> [Records for the exercise]:
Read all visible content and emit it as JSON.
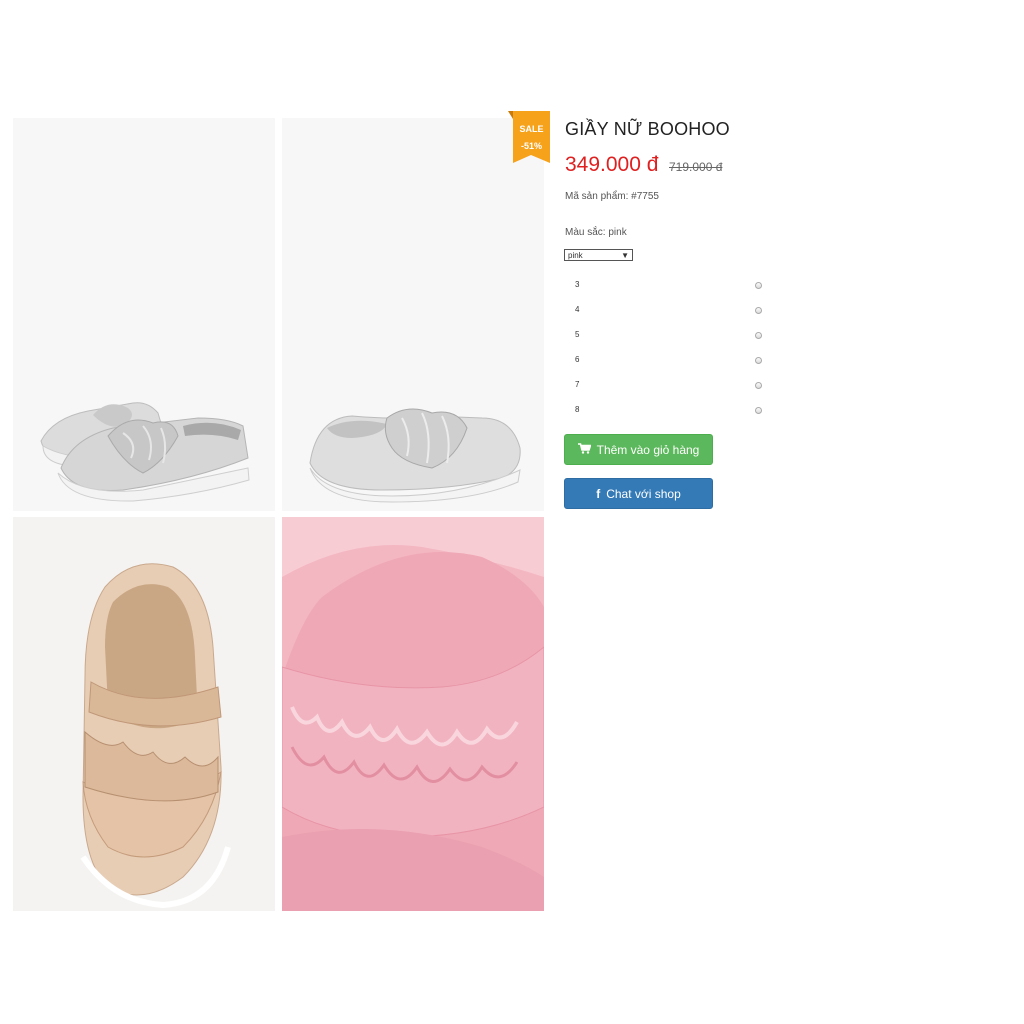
{
  "product": {
    "title": "GIẦY NỮ BOOHOO",
    "price": "349.000 đ",
    "old_price": "719.000 đ",
    "sku": "Mã sản phẩm: #7755",
    "color_label": "Màu sắc: pink",
    "color_selected": "pink"
  },
  "badge": {
    "sale": "SALE",
    "percent": "-51%",
    "color": "#f7a21b"
  },
  "sizes": [
    "3",
    "4",
    "5",
    "6",
    "7",
    "8"
  ],
  "buttons": {
    "add_to_cart": "Thêm vào giỏ hàng",
    "chat": "Chat với shop",
    "cart_icon": "shopping-cart-icon",
    "chat_icon": "facebook-icon"
  },
  "colors": {
    "price": "#e02020",
    "cart_button": "#5cb85c",
    "chat_button": "#337ab7"
  },
  "images": [
    {
      "name": "silver-shoes-pair"
    },
    {
      "name": "silver-shoe-side"
    },
    {
      "name": "gold-shoe-top"
    },
    {
      "name": "pink-shoe-closeup"
    }
  ]
}
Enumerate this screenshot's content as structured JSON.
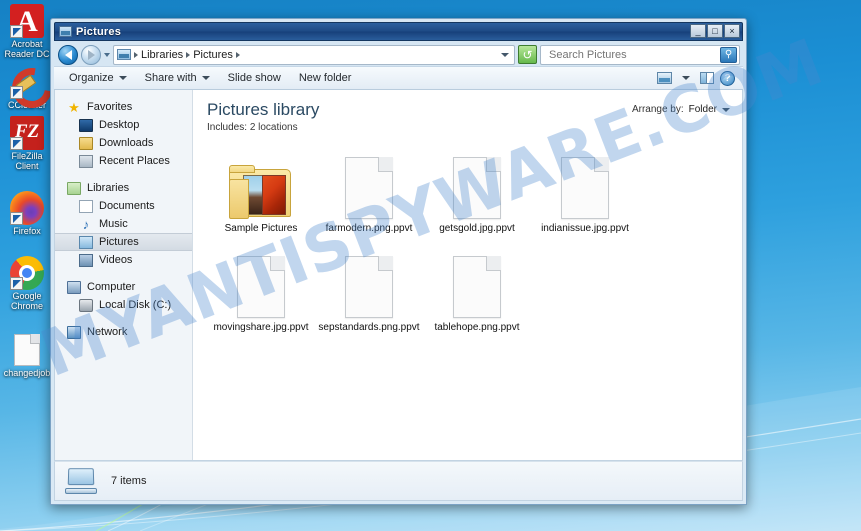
{
  "desktop": {
    "icons": [
      {
        "label": "Acrobat Reader DC",
        "icon": "acrobat-reader-icon",
        "shortcut": true
      },
      {
        "label": "CCleaner",
        "icon": "ccleaner-icon",
        "shortcut": true
      },
      {
        "label": "FileZilla Client",
        "icon": "filezilla-icon",
        "shortcut": true
      },
      {
        "label": "Firefox",
        "icon": "firefox-icon",
        "shortcut": true
      },
      {
        "label": "Google Chrome",
        "icon": "chrome-icon",
        "shortcut": true
      },
      {
        "label": "changedjob",
        "icon": "blank-file-icon",
        "shortcut": false
      }
    ]
  },
  "watermark": {
    "text": "MYANTISPYWARE.COM",
    "color": "#4a86cd"
  },
  "window": {
    "title": "Pictures",
    "title_icon": "pictures-library-icon",
    "buttons": {
      "minimize": "_",
      "maximize": "□",
      "close": "×"
    }
  },
  "navbar": {
    "back_icon": "back-arrow-icon",
    "forward_icon": "forward-arrow-icon",
    "history_icon": "recent-pages-chevron-icon",
    "address": {
      "icon": "library-icon",
      "crumbs": [
        "Libraries",
        "Pictures"
      ],
      "dropdown_icon": "address-dropdown-icon"
    },
    "refresh_icon": "refresh-icon",
    "search": {
      "placeholder": "Search Pictures",
      "value": "",
      "icon": "search-icon"
    }
  },
  "toolbar": {
    "items": [
      {
        "label": "Organize",
        "has_caret": true
      },
      {
        "label": "Share with",
        "has_caret": true
      },
      {
        "label": "Slide show",
        "has_caret": false
      },
      {
        "label": "New folder",
        "has_caret": false
      }
    ],
    "right_icons": [
      {
        "name": "change-view-icon"
      },
      {
        "name": "view-dropdown-caret-icon"
      },
      {
        "name": "preview-pane-icon"
      },
      {
        "name": "help-icon",
        "glyph": "?"
      }
    ]
  },
  "navpane": {
    "groups": [
      {
        "header": {
          "label": "Favorites",
          "icon": "favorites-star-icon"
        },
        "items": [
          {
            "label": "Desktop",
            "icon": "desktop-icon"
          },
          {
            "label": "Downloads",
            "icon": "downloads-icon"
          },
          {
            "label": "Recent Places",
            "icon": "recent-places-icon"
          }
        ]
      },
      {
        "header": {
          "label": "Libraries",
          "icon": "libraries-icon"
        },
        "items": [
          {
            "label": "Documents",
            "icon": "documents-icon"
          },
          {
            "label": "Music",
            "icon": "music-icon"
          },
          {
            "label": "Pictures",
            "icon": "pictures-icon",
            "selected": true
          },
          {
            "label": "Videos",
            "icon": "videos-icon"
          }
        ]
      },
      {
        "header": {
          "label": "Computer",
          "icon": "computer-icon"
        },
        "items": [
          {
            "label": "Local Disk (C:)",
            "icon": "local-disk-icon"
          }
        ]
      },
      {
        "header": {
          "label": "Network",
          "icon": "network-icon"
        },
        "items": []
      }
    ]
  },
  "library": {
    "title": "Pictures library",
    "includes_label": "Includes:",
    "includes_value": "2 locations",
    "arrange_label": "Arrange by:",
    "arrange_value": "Folder",
    "arrange_caret_icon": "arrange-caret-icon"
  },
  "files": [
    {
      "name": "Sample Pictures",
      "type": "folder",
      "icon": "folder-with-pictures-icon"
    },
    {
      "name": "farmodern.png.ppvt",
      "type": "file",
      "icon": "blank-file-icon"
    },
    {
      "name": "getsgold.jpg.ppvt",
      "type": "file",
      "icon": "blank-file-icon"
    },
    {
      "name": "indianissue.jpg.ppvt",
      "type": "file",
      "icon": "blank-file-icon"
    },
    {
      "name": "movingshare.jpg.ppvt",
      "type": "file",
      "icon": "blank-file-icon"
    },
    {
      "name": "sepstandards.png.ppvt",
      "type": "file",
      "icon": "blank-file-icon"
    },
    {
      "name": "tablehope.png.ppvt",
      "type": "file",
      "icon": "blank-file-icon"
    }
  ],
  "statusbar": {
    "icon": "computer-status-icon",
    "text": "7 items"
  }
}
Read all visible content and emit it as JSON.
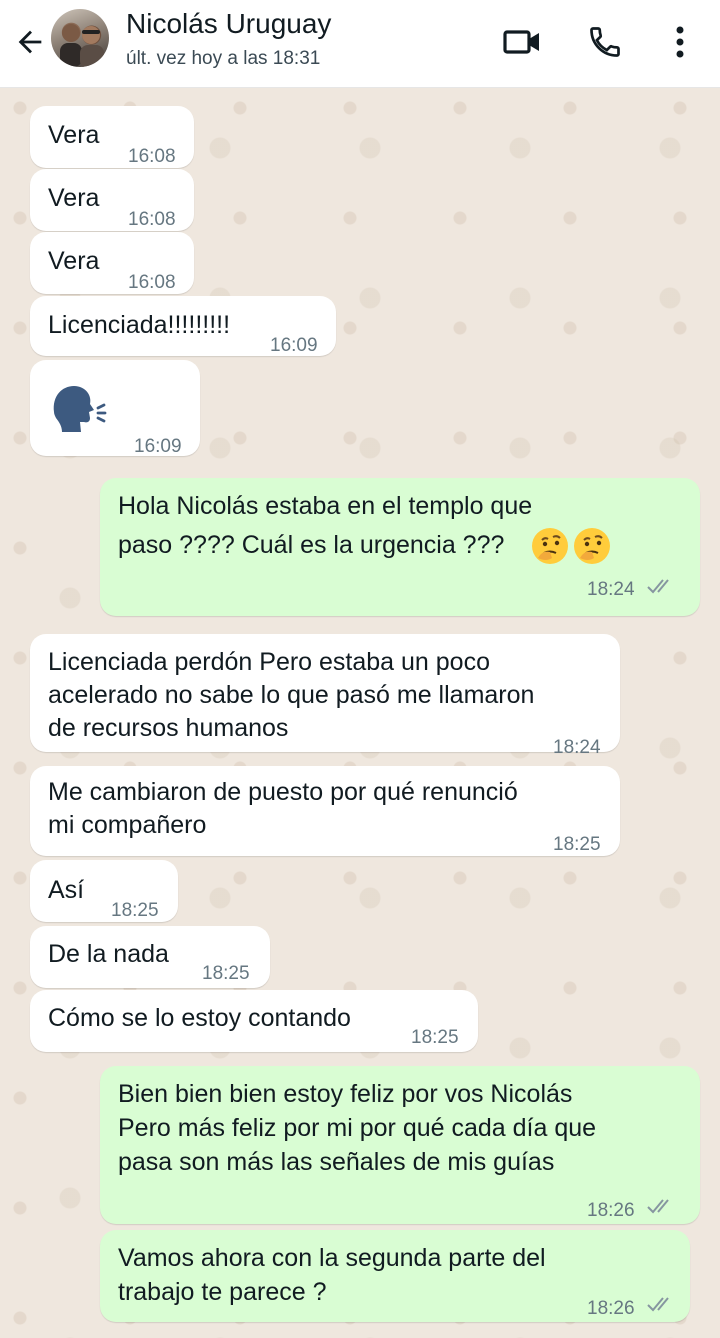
{
  "header": {
    "back_icon": "arrow-left-icon",
    "contact_name": "Nicolás Uruguay",
    "last_seen": "últ. vez hoy a las 18:31",
    "video_icon": "video-camera-icon",
    "call_icon": "phone-icon",
    "menu_icon": "more-vertical-icon"
  },
  "colors": {
    "incoming_bubble": "#ffffff",
    "outgoing_bubble": "#d9fdd3",
    "chat_background": "#efe7de",
    "read_ticks": "#8696a0"
  },
  "messages": [
    {
      "direction": "in",
      "text": "Vera",
      "time": "16:08"
    },
    {
      "direction": "in",
      "text": "Vera",
      "time": "16:08"
    },
    {
      "direction": "in",
      "text": "Vera",
      "time": "16:08"
    },
    {
      "direction": "in",
      "text": "Licenciada!!!!!!!!!",
      "time": "16:09"
    },
    {
      "direction": "in",
      "type": "emoji",
      "icon": "speaking-head-icon",
      "time": "16:09"
    },
    {
      "direction": "out",
      "lines": [
        "Hola Nicolás estaba en el templo que",
        "paso ???? Cuál es la urgencia ???"
      ],
      "emoji_icons": [
        "thinking-face-icon",
        "thinking-face-icon"
      ],
      "time": "18:24",
      "status": "double-check-icon"
    },
    {
      "direction": "in",
      "lines": [
        "Licenciada perdón Pero estaba un poco",
        "acelerado no sabe lo que pasó me llamaron",
        "de recursos humanos"
      ],
      "time": "18:24"
    },
    {
      "direction": "in",
      "lines": [
        "Me cambiaron de puesto por qué renunció",
        "mi compañero"
      ],
      "time": "18:25"
    },
    {
      "direction": "in",
      "text": "Así",
      "time": "18:25"
    },
    {
      "direction": "in",
      "text": "De la nada",
      "time": "18:25"
    },
    {
      "direction": "in",
      "text": "Cómo se lo estoy contando",
      "time": "18:25"
    },
    {
      "direction": "out",
      "lines": [
        "Bien bien bien estoy feliz por vos Nicolás",
        "Pero más feliz por mi por qué cada día que",
        "pasa son más las señales de mis guías"
      ],
      "time": "18:26",
      "status": "double-check-icon"
    },
    {
      "direction": "out",
      "lines": [
        "Vamos ahora con la segunda parte del",
        "trabajo te parece ?"
      ],
      "time": "18:26",
      "status": "double-check-icon"
    }
  ]
}
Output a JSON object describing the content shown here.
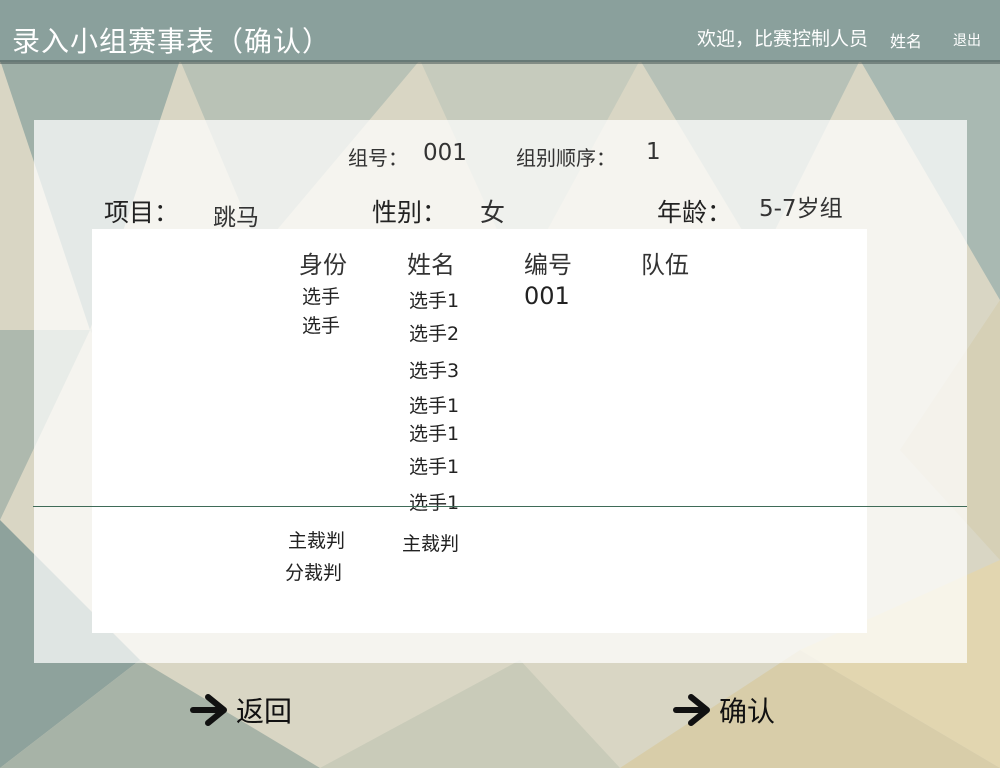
{
  "header": {
    "title": "录入小组赛事表（确认）",
    "welcome": "欢迎，比赛控制人员",
    "user_name": "姓名",
    "logout": "退出"
  },
  "info": {
    "group_no_label": "组号：",
    "group_no": "001",
    "group_order_label": "组别顺序：",
    "group_order": "1",
    "event_label": "项目：",
    "event": "跳马",
    "gender_label": "性别：",
    "gender": "女",
    "age_label": "年龄：",
    "age_group": "5-7岁组"
  },
  "table": {
    "headers": [
      "身份",
      "姓名",
      "编号",
      "队伍"
    ],
    "athlete_roles": [
      "选手",
      "选手"
    ],
    "athlete_names": [
      "选手1",
      "选手2",
      "选手3",
      "选手1",
      "选手1",
      "选手1",
      "选手1"
    ],
    "numbers": [
      "001"
    ],
    "judge_roles": [
      "主裁判",
      "分裁判"
    ],
    "judge_names": [
      "主裁判"
    ]
  },
  "actions": {
    "back": "返回",
    "confirm": "确认",
    "arrow_icon": "arrow-right-icon"
  },
  "colors": {
    "header_bg": "#8aa09c",
    "divider": "#3f6b58"
  }
}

> [To do]:
In the entries above, how many lines hold the word "address"? State the number and nothing else.

> [Full answer]:
2